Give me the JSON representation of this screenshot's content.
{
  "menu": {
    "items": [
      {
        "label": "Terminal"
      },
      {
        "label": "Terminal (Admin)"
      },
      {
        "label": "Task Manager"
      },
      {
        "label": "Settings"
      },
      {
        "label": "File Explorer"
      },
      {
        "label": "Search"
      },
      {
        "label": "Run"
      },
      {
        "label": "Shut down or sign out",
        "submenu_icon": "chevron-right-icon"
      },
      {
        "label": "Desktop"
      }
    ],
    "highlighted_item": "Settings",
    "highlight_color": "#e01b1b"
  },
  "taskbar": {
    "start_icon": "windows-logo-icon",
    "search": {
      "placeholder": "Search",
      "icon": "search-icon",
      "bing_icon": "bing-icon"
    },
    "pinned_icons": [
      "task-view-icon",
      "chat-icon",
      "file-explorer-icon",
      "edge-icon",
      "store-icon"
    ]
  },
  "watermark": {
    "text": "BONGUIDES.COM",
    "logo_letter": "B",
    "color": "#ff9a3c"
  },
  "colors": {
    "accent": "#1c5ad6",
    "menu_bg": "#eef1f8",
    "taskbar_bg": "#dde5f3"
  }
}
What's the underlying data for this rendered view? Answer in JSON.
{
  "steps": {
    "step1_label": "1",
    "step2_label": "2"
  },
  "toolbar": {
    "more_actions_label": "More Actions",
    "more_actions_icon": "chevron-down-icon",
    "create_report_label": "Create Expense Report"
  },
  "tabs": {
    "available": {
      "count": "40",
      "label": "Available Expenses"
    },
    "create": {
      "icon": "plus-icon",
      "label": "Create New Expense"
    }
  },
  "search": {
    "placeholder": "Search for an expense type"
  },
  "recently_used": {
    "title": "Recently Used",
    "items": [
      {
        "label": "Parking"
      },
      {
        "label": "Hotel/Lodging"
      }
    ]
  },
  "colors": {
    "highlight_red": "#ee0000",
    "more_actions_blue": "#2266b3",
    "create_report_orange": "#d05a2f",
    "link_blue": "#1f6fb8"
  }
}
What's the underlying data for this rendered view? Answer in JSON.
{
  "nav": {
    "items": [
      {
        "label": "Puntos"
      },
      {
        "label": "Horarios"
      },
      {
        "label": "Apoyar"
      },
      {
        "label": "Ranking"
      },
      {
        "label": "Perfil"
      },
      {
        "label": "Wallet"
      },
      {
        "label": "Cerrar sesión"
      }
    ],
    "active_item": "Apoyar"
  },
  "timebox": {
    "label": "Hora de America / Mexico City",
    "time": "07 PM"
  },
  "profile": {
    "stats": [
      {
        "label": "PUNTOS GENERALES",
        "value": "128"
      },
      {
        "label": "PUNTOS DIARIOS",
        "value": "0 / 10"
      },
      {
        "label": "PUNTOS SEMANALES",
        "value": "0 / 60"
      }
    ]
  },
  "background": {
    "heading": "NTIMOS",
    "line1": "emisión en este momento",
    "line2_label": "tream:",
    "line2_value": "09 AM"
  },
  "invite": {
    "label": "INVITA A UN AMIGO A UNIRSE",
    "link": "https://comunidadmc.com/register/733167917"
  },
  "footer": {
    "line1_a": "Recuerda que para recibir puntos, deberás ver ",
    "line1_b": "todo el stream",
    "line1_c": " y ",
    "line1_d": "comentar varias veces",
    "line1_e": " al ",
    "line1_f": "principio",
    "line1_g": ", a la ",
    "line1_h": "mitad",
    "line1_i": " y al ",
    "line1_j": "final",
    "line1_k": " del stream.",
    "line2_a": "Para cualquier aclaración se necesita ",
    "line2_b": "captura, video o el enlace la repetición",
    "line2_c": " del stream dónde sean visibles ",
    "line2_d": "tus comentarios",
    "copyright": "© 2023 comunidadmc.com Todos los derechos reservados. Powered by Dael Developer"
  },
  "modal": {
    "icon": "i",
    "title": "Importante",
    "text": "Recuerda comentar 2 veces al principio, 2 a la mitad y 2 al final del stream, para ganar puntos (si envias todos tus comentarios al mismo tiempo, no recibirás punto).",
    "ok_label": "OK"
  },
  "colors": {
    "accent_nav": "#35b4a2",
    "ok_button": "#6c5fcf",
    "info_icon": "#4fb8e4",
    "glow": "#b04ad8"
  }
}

- **Set task**: All of the data shown above must be copied exactly.

- **Result for this task**:
Give me the JSON representation of this screenshot's content.
{
  "menu": {
    "items": [
      {
        "label": "Terminal"
      },
      {
        "label": "Terminal (Admin)"
      },
      {
        "label": "Task Manager"
      },
      {
        "label": "Settings"
      },
      {
        "label": "File Explorer"
      },
      {
        "label": "Search"
      },
      {
        "label": "Run"
      },
      {
        "label": "Shut down or sign out",
        "submenu_icon": "chevron-right-icon"
      },
      {
        "label": "Desktop"
      }
    ],
    "highlighted_item": "Settings",
    "highlight_color": "#e01b1b"
  },
  "taskbar": {
    "start_icon": "windows-logo-icon",
    "search": {
      "placeholder": "Search",
      "icon": "search-icon",
      "bing_icon": "bing-icon"
    },
    "pinned_icons": [
      "task-view-icon",
      "chat-icon",
      "file-explorer-icon",
      "edge-icon",
      "store-icon"
    ]
  },
  "watermark": {
    "text": "BONGUIDES.COM",
    "logo_letter": "B",
    "color": "#ff9a3c"
  },
  "colors": {
    "accent": "#1c5ad6",
    "menu_bg": "#eef1f8",
    "taskbar_bg": "#dde5f3"
  }
}
What's the underlying data for this rendered view? Answer in JSON.
{
  "steps": {
    "step1_label": "1",
    "step2_label": "2"
  },
  "toolbar": {
    "more_actions_label": "More Actions",
    "more_actions_icon": "chevron-down-icon",
    "create_report_label": "Create Expense Report"
  },
  "tabs": {
    "available": {
      "count": "40",
      "label": "Available Expenses"
    },
    "create": {
      "icon": "plus-icon",
      "label": "Create New Expense"
    }
  },
  "search": {
    "placeholder": "Search for an expense type"
  },
  "recently_used": {
    "title": "Recently Used",
    "items": [
      {
        "label": "Parking"
      },
      {
        "label": "Hotel/Lodging"
      }
    ]
  },
  "colors": {
    "highlight_red": "#ee0000",
    "more_actions_blue": "#2266b3",
    "create_report_orange": "#d05a2f",
    "link_blue": "#1f6fb8"
  }
}
What's the underlying data for this rendered view? Answer in JSON.
{
  "nav": {
    "items": [
      {
        "label": "Puntos"
      },
      {
        "label": "Horarios"
      },
      {
        "label": "Apoyar"
      },
      {
        "label": "Ranking"
      },
      {
        "label": "Perfil"
      },
      {
        "label": "Wallet"
      },
      {
        "label": "Cerrar sesión"
      }
    ],
    "active_item": "Apoyar"
  },
  "timebox": {
    "label": "Hora de America / Mexico City",
    "time": "07 PM"
  },
  "profile": {
    "stats": [
      {
        "label": "PUNTOS GENERALES",
        "value": "128"
      },
      {
        "label": "PUNTOS DIARIOS",
        "value": "0 / 10"
      },
      {
        "label": "PUNTOS SEMANALES",
        "value": "0 / 60"
      }
    ]
  },
  "background": {
    "heading": "NTIMOS",
    "line1": "emisión en este momento",
    "line2_label": "tream:",
    "line2_value": "09 AM"
  },
  "invite": {
    "label": "INVITA A UN AMIGO A UNIRSE",
    "link": "https://comunidadmc.com/register/733167917"
  },
  "footer": {
    "line1_a": "Recuerda que para recibir puntos, deberás ver ",
    "line1_b": "todo el stream",
    "line1_c": " y ",
    "line1_d": "comentar varias veces",
    "line1_e": " al ",
    "line1_f": "principio",
    "line1_g": ", a la ",
    "line1_h": "mitad",
    "line1_i": " y al ",
    "line1_j": "final",
    "line1_k": " del stream.",
    "line2_a": "Para cualquier aclaración se necesita ",
    "line2_b": "captura, video o el enlace la repetición",
    "line2_c": " del stream dónde sean visibles ",
    "line2_d": "tus comentarios",
    "copyright": "© 2023 comunidadmc.com Todos los derechos reservados. Powered by Dael Developer"
  },
  "modal": {
    "icon": "i",
    "title": "Importante",
    "text": "Recuerda comentar 2 veces al principio, 2 a la mitad y 2 al final del stream, para ganar puntos (si envias todos tus comentarios al mismo tiempo, no recibirás punto).",
    "ok_label": "OK"
  },
  "colors": {
    "accent_nav": "#35b4a2",
    "ok_button": "#6c5fcf",
    "info_icon": "#4fb8e4",
    "glow": "#b04ad8"
  }
}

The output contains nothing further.